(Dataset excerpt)
----------------

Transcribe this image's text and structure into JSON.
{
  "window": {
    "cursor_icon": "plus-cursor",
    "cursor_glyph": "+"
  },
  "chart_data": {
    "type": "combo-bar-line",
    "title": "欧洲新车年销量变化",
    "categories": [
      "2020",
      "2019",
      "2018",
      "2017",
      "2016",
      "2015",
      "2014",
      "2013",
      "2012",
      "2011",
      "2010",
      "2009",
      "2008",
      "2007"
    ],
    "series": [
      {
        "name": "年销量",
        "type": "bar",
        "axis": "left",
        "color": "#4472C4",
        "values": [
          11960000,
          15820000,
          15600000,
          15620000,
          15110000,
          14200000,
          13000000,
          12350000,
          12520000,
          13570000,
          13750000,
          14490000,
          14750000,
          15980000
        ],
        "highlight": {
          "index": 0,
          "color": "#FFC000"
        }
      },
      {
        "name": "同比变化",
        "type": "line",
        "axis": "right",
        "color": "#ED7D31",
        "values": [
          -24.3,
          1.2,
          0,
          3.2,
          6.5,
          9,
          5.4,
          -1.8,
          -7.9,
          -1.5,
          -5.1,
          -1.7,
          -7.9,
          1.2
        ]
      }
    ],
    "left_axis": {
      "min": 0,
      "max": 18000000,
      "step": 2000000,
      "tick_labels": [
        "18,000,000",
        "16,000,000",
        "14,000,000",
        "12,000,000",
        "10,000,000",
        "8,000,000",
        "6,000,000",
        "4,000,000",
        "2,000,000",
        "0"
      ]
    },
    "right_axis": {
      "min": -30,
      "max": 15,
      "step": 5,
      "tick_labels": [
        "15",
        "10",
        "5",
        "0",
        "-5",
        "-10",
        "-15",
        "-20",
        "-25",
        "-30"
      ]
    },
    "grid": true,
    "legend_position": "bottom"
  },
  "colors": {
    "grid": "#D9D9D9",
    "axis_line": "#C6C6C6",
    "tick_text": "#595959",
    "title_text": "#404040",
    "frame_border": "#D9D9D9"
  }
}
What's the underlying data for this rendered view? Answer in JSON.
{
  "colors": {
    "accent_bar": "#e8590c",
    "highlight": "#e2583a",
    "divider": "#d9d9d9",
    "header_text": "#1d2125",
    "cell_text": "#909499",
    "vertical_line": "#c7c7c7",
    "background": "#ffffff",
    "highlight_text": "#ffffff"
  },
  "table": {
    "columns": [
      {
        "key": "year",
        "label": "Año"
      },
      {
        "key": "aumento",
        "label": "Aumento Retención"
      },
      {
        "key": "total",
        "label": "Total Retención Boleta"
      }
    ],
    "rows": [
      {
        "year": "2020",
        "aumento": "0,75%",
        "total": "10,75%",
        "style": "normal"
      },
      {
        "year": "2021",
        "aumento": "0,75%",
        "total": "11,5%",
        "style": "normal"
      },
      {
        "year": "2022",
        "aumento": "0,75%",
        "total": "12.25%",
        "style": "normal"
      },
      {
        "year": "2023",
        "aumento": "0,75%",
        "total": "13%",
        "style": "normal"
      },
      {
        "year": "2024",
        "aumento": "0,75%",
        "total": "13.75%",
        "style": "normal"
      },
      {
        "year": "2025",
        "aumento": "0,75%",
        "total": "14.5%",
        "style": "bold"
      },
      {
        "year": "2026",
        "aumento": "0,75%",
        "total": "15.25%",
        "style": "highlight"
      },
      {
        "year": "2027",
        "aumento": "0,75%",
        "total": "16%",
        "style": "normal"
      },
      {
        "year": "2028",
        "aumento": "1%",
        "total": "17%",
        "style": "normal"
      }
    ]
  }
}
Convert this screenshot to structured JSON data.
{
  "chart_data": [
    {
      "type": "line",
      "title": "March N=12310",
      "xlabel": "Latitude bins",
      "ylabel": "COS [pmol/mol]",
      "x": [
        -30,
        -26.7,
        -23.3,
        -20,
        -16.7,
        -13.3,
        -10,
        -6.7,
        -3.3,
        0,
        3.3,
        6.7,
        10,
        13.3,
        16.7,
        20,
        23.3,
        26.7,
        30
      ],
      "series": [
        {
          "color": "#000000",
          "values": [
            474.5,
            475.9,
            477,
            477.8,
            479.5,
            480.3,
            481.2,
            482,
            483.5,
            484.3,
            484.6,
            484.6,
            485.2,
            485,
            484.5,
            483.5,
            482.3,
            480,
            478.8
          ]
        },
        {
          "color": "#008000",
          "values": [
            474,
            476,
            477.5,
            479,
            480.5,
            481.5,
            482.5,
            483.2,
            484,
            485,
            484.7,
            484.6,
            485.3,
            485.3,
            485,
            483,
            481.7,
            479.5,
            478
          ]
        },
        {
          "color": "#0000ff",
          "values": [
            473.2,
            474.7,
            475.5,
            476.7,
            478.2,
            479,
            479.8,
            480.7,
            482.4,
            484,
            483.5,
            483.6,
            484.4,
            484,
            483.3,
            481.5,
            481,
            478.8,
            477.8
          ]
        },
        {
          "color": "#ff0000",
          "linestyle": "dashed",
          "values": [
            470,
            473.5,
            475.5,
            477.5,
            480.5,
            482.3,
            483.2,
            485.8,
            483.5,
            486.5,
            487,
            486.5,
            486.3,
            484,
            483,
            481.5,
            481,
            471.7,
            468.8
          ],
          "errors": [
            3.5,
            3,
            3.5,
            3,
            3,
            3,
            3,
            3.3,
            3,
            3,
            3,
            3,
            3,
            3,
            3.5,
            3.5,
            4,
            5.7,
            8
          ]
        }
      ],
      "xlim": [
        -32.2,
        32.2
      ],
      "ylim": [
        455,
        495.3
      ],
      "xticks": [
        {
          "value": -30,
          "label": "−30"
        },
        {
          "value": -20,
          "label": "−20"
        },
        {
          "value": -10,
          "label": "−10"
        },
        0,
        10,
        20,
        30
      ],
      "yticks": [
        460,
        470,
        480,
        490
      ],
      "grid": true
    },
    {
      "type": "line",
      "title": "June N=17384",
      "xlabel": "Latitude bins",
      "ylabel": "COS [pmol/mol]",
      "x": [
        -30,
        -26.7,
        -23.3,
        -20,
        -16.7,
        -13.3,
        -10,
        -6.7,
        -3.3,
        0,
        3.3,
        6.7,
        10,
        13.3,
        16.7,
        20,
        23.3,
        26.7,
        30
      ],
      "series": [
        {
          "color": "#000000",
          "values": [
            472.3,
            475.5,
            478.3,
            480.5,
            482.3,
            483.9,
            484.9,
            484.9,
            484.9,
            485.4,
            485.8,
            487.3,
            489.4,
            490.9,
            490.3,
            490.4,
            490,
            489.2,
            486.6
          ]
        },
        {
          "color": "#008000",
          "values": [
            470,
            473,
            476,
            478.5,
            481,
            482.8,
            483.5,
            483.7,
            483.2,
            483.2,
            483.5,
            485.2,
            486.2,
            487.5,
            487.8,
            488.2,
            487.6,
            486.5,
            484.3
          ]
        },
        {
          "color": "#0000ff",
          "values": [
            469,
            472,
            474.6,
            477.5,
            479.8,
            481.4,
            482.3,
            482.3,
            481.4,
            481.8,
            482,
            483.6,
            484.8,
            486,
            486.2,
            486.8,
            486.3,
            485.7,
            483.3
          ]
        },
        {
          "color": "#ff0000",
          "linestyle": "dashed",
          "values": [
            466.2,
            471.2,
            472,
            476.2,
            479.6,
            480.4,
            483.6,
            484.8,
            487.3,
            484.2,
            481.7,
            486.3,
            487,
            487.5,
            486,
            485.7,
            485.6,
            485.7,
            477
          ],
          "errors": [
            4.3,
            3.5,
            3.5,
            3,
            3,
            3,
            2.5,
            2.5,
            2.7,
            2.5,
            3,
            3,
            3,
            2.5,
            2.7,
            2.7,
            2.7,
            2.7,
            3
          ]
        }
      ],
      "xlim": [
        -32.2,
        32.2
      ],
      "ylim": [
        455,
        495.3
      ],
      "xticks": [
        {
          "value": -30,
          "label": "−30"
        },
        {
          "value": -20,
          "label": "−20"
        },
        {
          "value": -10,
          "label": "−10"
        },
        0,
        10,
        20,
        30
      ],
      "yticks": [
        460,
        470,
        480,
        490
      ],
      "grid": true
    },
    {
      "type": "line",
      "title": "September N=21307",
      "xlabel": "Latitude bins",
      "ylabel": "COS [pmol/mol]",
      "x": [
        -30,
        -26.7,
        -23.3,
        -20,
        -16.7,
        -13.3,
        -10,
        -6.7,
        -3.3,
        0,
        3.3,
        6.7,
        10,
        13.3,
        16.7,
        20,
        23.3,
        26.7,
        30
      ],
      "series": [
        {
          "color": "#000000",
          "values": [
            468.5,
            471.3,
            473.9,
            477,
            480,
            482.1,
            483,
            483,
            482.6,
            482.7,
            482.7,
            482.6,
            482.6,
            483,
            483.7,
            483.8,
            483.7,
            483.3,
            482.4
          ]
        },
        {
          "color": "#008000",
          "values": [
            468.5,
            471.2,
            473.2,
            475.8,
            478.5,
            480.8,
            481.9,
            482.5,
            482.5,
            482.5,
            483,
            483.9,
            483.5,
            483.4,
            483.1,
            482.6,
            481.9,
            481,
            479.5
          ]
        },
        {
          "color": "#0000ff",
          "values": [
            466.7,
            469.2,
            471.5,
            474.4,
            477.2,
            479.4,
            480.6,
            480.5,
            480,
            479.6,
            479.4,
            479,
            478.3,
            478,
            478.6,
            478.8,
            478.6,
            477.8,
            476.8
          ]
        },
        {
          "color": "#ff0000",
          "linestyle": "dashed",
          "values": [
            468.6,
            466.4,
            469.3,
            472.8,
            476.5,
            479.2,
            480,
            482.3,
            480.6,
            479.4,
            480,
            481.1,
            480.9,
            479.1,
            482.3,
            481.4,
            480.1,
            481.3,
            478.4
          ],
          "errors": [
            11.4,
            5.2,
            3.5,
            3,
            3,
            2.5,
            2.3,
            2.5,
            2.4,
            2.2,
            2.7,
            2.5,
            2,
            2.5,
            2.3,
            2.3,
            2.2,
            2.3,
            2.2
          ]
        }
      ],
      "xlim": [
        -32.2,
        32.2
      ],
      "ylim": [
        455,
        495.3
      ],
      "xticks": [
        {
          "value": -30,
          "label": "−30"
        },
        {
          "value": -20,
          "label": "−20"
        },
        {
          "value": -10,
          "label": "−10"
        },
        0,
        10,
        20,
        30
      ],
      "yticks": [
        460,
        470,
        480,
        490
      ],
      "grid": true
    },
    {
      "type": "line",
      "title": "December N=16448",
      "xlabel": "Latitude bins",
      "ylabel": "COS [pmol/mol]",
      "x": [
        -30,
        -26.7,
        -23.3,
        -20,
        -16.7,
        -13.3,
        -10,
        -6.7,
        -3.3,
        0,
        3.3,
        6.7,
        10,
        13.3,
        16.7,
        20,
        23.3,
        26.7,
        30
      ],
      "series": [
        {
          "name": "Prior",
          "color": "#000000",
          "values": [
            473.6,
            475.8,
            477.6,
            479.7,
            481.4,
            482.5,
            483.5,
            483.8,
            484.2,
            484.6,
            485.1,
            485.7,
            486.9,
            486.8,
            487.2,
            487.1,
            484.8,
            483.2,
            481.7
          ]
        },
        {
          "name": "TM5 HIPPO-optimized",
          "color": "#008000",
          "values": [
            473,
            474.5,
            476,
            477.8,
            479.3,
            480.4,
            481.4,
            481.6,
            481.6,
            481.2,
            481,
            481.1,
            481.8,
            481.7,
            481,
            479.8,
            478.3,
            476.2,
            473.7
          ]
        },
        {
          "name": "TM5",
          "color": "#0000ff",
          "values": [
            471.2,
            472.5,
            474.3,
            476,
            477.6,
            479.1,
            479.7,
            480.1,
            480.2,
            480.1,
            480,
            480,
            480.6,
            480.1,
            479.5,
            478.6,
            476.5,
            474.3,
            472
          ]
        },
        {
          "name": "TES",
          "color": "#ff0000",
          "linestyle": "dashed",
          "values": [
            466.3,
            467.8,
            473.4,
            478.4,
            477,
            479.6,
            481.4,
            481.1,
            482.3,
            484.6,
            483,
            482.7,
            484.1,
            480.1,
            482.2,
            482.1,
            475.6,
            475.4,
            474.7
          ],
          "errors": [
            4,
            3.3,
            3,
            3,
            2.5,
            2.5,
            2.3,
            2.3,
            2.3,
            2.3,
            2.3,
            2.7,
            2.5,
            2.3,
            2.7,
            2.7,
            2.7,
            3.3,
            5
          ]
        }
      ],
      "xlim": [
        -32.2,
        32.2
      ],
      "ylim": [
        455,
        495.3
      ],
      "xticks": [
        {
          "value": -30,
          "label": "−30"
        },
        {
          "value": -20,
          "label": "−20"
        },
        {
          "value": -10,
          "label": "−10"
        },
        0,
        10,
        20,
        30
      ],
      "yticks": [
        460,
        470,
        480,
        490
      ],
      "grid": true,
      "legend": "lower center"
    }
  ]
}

----------------

Where does the word "year" appear in the listing? List each line that holds it.

        "key": "year",
        "year": "2020",
        "year": "2021",
        "year": "2022",
        "year": "2023",
        "year": "2024",
        "year": "2025",
        "year": "2026",
        "year": "2027",
        "year": "2028",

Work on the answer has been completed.